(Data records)

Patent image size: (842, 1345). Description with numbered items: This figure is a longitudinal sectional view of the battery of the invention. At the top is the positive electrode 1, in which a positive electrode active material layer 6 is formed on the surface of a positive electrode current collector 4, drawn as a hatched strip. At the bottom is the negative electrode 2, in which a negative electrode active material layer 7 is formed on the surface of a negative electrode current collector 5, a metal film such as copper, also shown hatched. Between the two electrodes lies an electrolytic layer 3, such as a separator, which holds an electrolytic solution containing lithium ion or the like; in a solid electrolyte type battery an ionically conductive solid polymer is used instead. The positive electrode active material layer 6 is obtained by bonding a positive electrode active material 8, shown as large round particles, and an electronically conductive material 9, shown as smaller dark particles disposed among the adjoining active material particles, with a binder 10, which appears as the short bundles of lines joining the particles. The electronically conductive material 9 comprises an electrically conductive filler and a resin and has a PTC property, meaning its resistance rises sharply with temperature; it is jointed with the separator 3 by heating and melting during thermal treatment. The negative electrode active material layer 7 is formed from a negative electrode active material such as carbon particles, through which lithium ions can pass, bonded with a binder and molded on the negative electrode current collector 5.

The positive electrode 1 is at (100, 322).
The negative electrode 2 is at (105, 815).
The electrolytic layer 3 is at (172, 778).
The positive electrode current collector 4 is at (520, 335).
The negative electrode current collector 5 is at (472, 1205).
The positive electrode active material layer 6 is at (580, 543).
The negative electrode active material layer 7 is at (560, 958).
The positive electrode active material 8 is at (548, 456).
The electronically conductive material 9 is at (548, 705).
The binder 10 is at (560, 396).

• **EXERCISE OBJECTIVE**
Duplicate each line of the records above without any change.

• **SOLUTION TO THIS TASK**
Patent image size: (842, 1345). Description with numbered items: This figure is a longitudinal sectional view of the battery of the invention. At the top is the positive electrode 1, in which a positive electrode active material layer 6 is formed on the surface of a positive electrode current collector 4, drawn as a hatched strip. At the bottom is the negative electrode 2, in which a negative electrode active material layer 7 is formed on the surface of a negative electrode current collector 5, a metal film such as copper, also shown hatched. Between the two electrodes lies an electrolytic layer 3, such as a separator, which holds an electrolytic solution containing lithium ion or the like; in a solid electrolyte type battery an ionically conductive solid polymer is used instead. The positive electrode active material layer 6 is obtained by bonding a positive electrode active material 8, shown as large round particles, and an electronically conductive material 9, shown as smaller dark particles disposed among the adjoining active material particles, with a binder 10, which appears as the short bundles of lines joining the particles. The electronically conductive material 9 comprises an electrically conductive filler and a resin and has a PTC property, meaning its resistance rises sharply with temperature; it is jointed with the separator 3 by heating and melting during thermal treatment. The negative electrode active material layer 7 is formed from a negative electrode active material such as carbon particles, through which lithium ions can pass, bonded with a binder and molded on the negative electrode current collector 5.

The positive electrode 1 is at (100, 322).
The negative electrode 2 is at (105, 815).
The electrolytic layer 3 is at (172, 778).
The positive electrode current collector 4 is at (520, 335).
The negative electrode current collector 5 is at (472, 1205).
The positive electrode active material layer 6 is at (580, 543).
The negative electrode active material layer 7 is at (560, 958).
The positive electrode active material 8 is at (548, 456).
The electronically conductive material 9 is at (548, 705).
The binder 10 is at (560, 396).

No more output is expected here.